= SET TASK =
Copy out all of the data exactly as it appears.

Lines of data
-- Begin --

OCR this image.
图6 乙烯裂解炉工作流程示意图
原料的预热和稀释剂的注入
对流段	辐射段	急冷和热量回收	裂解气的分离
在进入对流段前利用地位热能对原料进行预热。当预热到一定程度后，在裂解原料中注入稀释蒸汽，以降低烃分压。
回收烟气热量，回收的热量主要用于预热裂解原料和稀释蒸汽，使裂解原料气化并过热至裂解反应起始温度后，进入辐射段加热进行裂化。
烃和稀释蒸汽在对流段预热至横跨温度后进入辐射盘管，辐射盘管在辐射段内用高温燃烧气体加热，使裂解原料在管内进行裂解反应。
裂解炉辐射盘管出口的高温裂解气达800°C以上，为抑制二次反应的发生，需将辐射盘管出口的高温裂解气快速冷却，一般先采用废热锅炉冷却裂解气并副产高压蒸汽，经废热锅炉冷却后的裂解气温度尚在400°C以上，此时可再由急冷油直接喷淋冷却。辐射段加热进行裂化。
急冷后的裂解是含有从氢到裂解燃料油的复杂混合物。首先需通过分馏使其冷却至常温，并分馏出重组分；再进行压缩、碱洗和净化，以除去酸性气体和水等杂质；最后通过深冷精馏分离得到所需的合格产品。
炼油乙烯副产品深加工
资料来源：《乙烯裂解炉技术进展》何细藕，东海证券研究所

-- End --

= ANSWER FOR THE TASK =
OCR this image.
图6 乙烯裂解炉工作流程示意图
原料的预热和稀释剂的注入
对流段	辐射段	急冷和热量回收	裂解气的分离
在进入对流段前利用地位热能对原料进行预热。当预热到一定程度后，在裂解原料中注入稀释蒸汽，以降低烃分压。
回收烟气热量，回收的热量主要用于预热裂解原料和稀释蒸汽，使裂解原料气化并过热至裂解反应起始温度后，进入辐射段加热进行裂化。
烃和稀释蒸汽在对流段预热至横跨温度后进入辐射盘管，辐射盘管在辐射段内用高温燃烧气体加热，使裂解原料在管内进行裂解反应。
裂解炉辐射盘管出口的高温裂解气达800°C以上，为抑制二次反应的发生，需将辐射盘管出口的高温裂解气快速冷却，一般先采用废热锅炉冷却裂解气并副产高压蒸汽，经废热锅炉冷却后的裂解气温度尚在400°C以上，此时可再由急冷油直接喷淋冷却。辐射段加热进行裂化。
急冷后的裂解是含有从氢到裂解燃料油的复杂混合物。首先需通过分馏使其冷却至常温，并分馏出重组分；再进行压缩、碱洗和净化，以除去酸性气体和水等杂质；最后通过深冷精馏分离得到所需的合格产品。
炼油乙烯副产品深加工
资料来源：《乙烯裂解炉技术进展》何细藕，东海证券研究所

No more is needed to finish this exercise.